** BEGIN **

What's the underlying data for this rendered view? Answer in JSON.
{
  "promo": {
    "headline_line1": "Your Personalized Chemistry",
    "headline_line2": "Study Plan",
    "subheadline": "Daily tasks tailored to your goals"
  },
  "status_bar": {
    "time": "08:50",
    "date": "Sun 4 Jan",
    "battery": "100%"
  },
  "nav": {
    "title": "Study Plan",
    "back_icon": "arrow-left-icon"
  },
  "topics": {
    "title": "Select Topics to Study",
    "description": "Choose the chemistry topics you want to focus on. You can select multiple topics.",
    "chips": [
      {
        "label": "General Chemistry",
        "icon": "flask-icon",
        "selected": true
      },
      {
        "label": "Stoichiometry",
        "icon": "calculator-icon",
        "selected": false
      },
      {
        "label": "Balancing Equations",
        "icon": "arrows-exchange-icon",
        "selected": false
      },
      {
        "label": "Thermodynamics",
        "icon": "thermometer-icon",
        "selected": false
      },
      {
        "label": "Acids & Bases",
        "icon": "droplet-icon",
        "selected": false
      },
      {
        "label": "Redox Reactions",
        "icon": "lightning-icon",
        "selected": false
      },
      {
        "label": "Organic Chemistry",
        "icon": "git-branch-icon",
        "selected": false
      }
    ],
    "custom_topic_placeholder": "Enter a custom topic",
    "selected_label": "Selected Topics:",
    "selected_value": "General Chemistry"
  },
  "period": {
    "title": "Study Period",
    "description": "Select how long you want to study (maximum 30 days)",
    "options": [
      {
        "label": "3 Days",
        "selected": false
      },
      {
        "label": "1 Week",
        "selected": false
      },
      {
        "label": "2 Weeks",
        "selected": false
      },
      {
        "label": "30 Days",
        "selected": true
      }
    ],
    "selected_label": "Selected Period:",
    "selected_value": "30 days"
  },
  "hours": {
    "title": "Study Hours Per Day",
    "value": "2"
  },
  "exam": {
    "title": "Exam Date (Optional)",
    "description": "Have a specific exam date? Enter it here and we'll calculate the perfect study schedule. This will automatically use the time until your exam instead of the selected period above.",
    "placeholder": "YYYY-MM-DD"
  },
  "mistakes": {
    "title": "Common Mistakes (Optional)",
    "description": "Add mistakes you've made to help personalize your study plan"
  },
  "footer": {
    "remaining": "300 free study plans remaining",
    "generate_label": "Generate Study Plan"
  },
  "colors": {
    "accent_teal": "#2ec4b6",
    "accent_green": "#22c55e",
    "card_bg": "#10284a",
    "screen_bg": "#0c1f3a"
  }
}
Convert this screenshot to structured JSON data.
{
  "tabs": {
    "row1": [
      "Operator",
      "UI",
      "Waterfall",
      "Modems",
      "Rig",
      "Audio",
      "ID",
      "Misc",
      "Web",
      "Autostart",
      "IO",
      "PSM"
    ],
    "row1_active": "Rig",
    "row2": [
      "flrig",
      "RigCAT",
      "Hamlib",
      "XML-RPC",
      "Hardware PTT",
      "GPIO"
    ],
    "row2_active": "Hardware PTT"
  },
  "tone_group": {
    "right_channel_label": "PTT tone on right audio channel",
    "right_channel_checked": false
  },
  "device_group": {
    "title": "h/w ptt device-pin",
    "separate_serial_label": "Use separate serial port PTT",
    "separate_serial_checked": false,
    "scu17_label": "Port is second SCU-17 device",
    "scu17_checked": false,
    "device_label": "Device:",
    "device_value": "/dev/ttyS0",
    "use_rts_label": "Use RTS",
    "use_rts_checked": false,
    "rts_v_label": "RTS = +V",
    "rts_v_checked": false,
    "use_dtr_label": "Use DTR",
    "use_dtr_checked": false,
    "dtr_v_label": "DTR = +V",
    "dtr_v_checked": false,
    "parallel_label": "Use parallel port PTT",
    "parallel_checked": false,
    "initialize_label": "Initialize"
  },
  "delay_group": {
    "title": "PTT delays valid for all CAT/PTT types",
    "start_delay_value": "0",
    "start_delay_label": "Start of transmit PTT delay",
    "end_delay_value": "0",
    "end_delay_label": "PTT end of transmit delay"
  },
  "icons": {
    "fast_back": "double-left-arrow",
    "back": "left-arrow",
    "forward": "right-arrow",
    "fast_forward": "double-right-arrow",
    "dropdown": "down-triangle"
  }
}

** END **

[Requirements]
Output every line above without altering anything.

[Task result]
What's the underlying data for this rendered view? Answer in JSON.
{
  "promo": {
    "headline_line1": "Your Personalized Chemistry",
    "headline_line2": "Study Plan",
    "subheadline": "Daily tasks tailored to your goals"
  },
  "status_bar": {
    "time": "08:50",
    "date": "Sun 4 Jan",
    "battery": "100%"
  },
  "nav": {
    "title": "Study Plan",
    "back_icon": "arrow-left-icon"
  },
  "topics": {
    "title": "Select Topics to Study",
    "description": "Choose the chemistry topics you want to focus on. You can select multiple topics.",
    "chips": [
      {
        "label": "General Chemistry",
        "icon": "flask-icon",
        "selected": true
      },
      {
        "label": "Stoichiometry",
        "icon": "calculator-icon",
        "selected": false
      },
      {
        "label": "Balancing Equations",
        "icon": "arrows-exchange-icon",
        "selected": false
      },
      {
        "label": "Thermodynamics",
        "icon": "thermometer-icon",
        "selected": false
      },
      {
        "label": "Acids & Bases",
        "icon": "droplet-icon",
        "selected": false
      },
      {
        "label": "Redox Reactions",
        "icon": "lightning-icon",
        "selected": false
      },
      {
        "label": "Organic Chemistry",
        "icon": "git-branch-icon",
        "selected": false
      }
    ],
    "custom_topic_placeholder": "Enter a custom topic",
    "selected_label": "Selected Topics:",
    "selected_value": "General Chemistry"
  },
  "period": {
    "title": "Study Period",
    "description": "Select how long you want to study (maximum 30 days)",
    "options": [
      {
        "label": "3 Days",
        "selected": false
      },
      {
        "label": "1 Week",
        "selected": false
      },
      {
        "label": "2 Weeks",
        "selected": false
      },
      {
        "label": "30 Days",
        "selected": true
      }
    ],
    "selected_label": "Selected Period:",
    "selected_value": "30 days"
  },
  "hours": {
    "title": "Study Hours Per Day",
    "value": "2"
  },
  "exam": {
    "title": "Exam Date (Optional)",
    "description": "Have a specific exam date? Enter it here and we'll calculate the perfect study schedule. This will automatically use the time until your exam instead of the selected period above.",
    "placeholder": "YYYY-MM-DD"
  },
  "mistakes": {
    "title": "Common Mistakes (Optional)",
    "description": "Add mistakes you've made to help personalize your study plan"
  },
  "footer": {
    "remaining": "300 free study plans remaining",
    "generate_label": "Generate Study Plan"
  },
  "colors": {
    "accent_teal": "#2ec4b6",
    "accent_green": "#22c55e",
    "card_bg": "#10284a",
    "screen_bg": "#0c1f3a"
  }
}
Convert this screenshot to structured JSON data.
{
  "tabs": {
    "row1": [
      "Operator",
      "UI",
      "Waterfall",
      "Modems",
      "Rig",
      "Audio",
      "ID",
      "Misc",
      "Web",
      "Autostart",
      "IO",
      "PSM"
    ],
    "row1_active": "Rig",
    "row2": [
      "flrig",
      "RigCAT",
      "Hamlib",
      "XML-RPC",
      "Hardware PTT",
      "GPIO"
    ],
    "row2_active": "Hardware PTT"
  },
  "tone_group": {
    "right_channel_label": "PTT tone on right audio channel",
    "right_channel_checked": false
  },
  "device_group": {
    "title": "h/w ptt device-pin",
    "separate_serial_label": "Use separate serial port PTT",
    "separate_serial_checked": false,
    "scu17_label": "Port is second SCU-17 device",
    "scu17_checked": false,
    "device_label": "Device:",
    "device_value": "/dev/ttyS0",
    "use_rts_label": "Use RTS",
    "use_rts_checked": false,
    "rts_v_label": "RTS = +V",
    "rts_v_checked": false,
    "use_dtr_label": "Use DTR",
    "use_dtr_checked": false,
    "dtr_v_label": "DTR = +V",
    "dtr_v_checked": false,
    "parallel_label": "Use parallel port PTT",
    "parallel_checked": false,
    "initialize_label": "Initialize"
  },
  "delay_group": {
    "title": "PTT delays valid for all CAT/PTT types",
    "start_delay_value": "0",
    "start_delay_label": "Start of transmit PTT delay",
    "end_delay_value": "0",
    "end_delay_label": "PTT end of transmit delay"
  },
  "icons": {
    "fast_back": "double-left-arrow",
    "back": "left-arrow",
    "forward": "right-arrow",
    "fast_forward": "double-right-arrow",
    "dropdown": "down-triangle"
  }
}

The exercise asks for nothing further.